### TUGAS ANDA:
Ambil baris-baris entri di bawah dan tulis ulang tanpa perubahan apa pun. Mulailah dari baris pertama entri dan berhentilah setelah baris yang memuat "- y-axis-label: kV: [12, 207, 28, 226]", dengan kedua ujung ikut disertakan.

### Entri dalam sebuah set data:
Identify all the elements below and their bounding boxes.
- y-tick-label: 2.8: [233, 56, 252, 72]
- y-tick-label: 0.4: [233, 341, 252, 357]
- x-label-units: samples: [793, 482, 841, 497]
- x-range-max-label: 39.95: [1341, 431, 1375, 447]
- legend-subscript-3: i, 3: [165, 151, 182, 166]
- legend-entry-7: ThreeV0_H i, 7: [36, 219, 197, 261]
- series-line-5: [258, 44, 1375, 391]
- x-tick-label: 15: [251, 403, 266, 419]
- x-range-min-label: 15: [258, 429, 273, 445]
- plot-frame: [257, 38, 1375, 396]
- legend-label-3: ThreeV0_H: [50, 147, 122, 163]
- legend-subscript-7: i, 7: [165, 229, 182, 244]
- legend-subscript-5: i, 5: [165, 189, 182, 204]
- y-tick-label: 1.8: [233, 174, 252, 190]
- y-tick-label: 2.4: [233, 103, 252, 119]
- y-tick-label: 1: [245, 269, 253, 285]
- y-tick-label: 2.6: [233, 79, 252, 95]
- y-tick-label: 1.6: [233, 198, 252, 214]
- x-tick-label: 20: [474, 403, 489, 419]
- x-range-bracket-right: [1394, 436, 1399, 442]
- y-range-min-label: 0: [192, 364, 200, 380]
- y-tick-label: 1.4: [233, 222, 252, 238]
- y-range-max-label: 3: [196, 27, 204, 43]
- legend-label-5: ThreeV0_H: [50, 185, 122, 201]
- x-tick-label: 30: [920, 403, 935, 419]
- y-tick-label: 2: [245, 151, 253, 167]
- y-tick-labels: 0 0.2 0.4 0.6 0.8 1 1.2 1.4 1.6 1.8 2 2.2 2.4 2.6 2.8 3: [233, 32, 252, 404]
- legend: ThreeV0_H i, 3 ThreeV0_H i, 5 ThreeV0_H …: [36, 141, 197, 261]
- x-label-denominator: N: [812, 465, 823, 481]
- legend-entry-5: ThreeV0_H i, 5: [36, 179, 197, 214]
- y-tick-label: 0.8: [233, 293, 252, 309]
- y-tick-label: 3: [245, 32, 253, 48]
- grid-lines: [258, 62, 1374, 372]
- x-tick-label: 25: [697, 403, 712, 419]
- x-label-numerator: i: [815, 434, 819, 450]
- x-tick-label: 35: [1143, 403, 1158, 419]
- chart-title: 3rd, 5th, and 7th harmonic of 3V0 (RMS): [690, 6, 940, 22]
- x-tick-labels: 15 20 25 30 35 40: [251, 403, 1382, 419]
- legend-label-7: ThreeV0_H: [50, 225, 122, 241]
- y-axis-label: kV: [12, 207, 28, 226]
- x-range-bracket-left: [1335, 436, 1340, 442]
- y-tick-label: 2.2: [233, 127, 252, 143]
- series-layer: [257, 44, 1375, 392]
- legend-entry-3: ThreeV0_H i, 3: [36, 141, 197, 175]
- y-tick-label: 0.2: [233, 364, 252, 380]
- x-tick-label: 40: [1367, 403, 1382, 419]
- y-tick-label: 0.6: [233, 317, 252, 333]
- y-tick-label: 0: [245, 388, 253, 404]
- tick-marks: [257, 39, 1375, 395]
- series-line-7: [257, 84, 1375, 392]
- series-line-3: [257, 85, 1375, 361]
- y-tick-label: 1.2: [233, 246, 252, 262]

### JAWABAN:
Identify all the elements below and their bounding boxes.
- y-tick-label: 2.8: [233, 56, 252, 72]
- y-tick-label: 0.4: [233, 341, 252, 357]
- x-label-units: samples: [793, 482, 841, 497]
- x-range-max-label: 39.95: [1341, 431, 1375, 447]
- legend-subscript-3: i, 3: [165, 151, 182, 166]
- legend-entry-7: ThreeV0_H i, 7: [36, 219, 197, 261]
- series-line-5: [258, 44, 1375, 391]
- x-tick-label: 15: [251, 403, 266, 419]
- x-range-min-label: 15: [258, 429, 273, 445]
- plot-frame: [257, 38, 1375, 396]
- legend-label-3: ThreeV0_H: [50, 147, 122, 163]
- legend-subscript-7: i, 7: [165, 229, 182, 244]
- legend-subscript-5: i, 5: [165, 189, 182, 204]
- y-tick-label: 1.8: [233, 174, 252, 190]
- y-tick-label: 2.4: [233, 103, 252, 119]
- y-tick-label: 1: [245, 269, 253, 285]
- y-tick-label: 2.6: [233, 79, 252, 95]
- y-tick-label: 1.6: [233, 198, 252, 214]
- x-tick-label: 20: [474, 403, 489, 419]
- x-range-bracket-right: [1394, 436, 1399, 442]
- y-range-min-label: 0: [192, 364, 200, 380]
- y-tick-label: 1.4: [233, 222, 252, 238]
- y-range-max-label: 3: [196, 27, 204, 43]
- legend-label-5: ThreeV0_H: [50, 185, 122, 201]
- x-tick-label: 30: [920, 403, 935, 419]
- y-tick-label: 2: [245, 151, 253, 167]
- y-tick-labels: 0 0.2 0.4 0.6 0.8 1 1.2 1.4 1.6 1.8 2 2.2 2.4 2.6 2.8 3: [233, 32, 252, 404]
- legend: ThreeV0_H i, 3 ThreeV0_H i, 5 ThreeV0_H …: [36, 141, 197, 261]
- x-label-denominator: N: [812, 465, 823, 481]
- legend-entry-5: ThreeV0_H i, 5: [36, 179, 197, 214]
- y-tick-label: 0.8: [233, 293, 252, 309]
- y-tick-label: 3: [245, 32, 253, 48]
- grid-lines: [258, 62, 1374, 372]
- x-tick-label: 25: [697, 403, 712, 419]
- x-label-numerator: i: [815, 434, 819, 450]
- x-tick-label: 35: [1143, 403, 1158, 419]
- chart-title: 3rd, 5th, and 7th harmonic of 3V0 (RMS): [690, 6, 940, 22]
- x-tick-labels: 15 20 25 30 35 40: [251, 403, 1382, 419]
- legend-label-7: ThreeV0_H: [50, 225, 122, 241]
- y-axis-label: kV: [12, 207, 28, 226]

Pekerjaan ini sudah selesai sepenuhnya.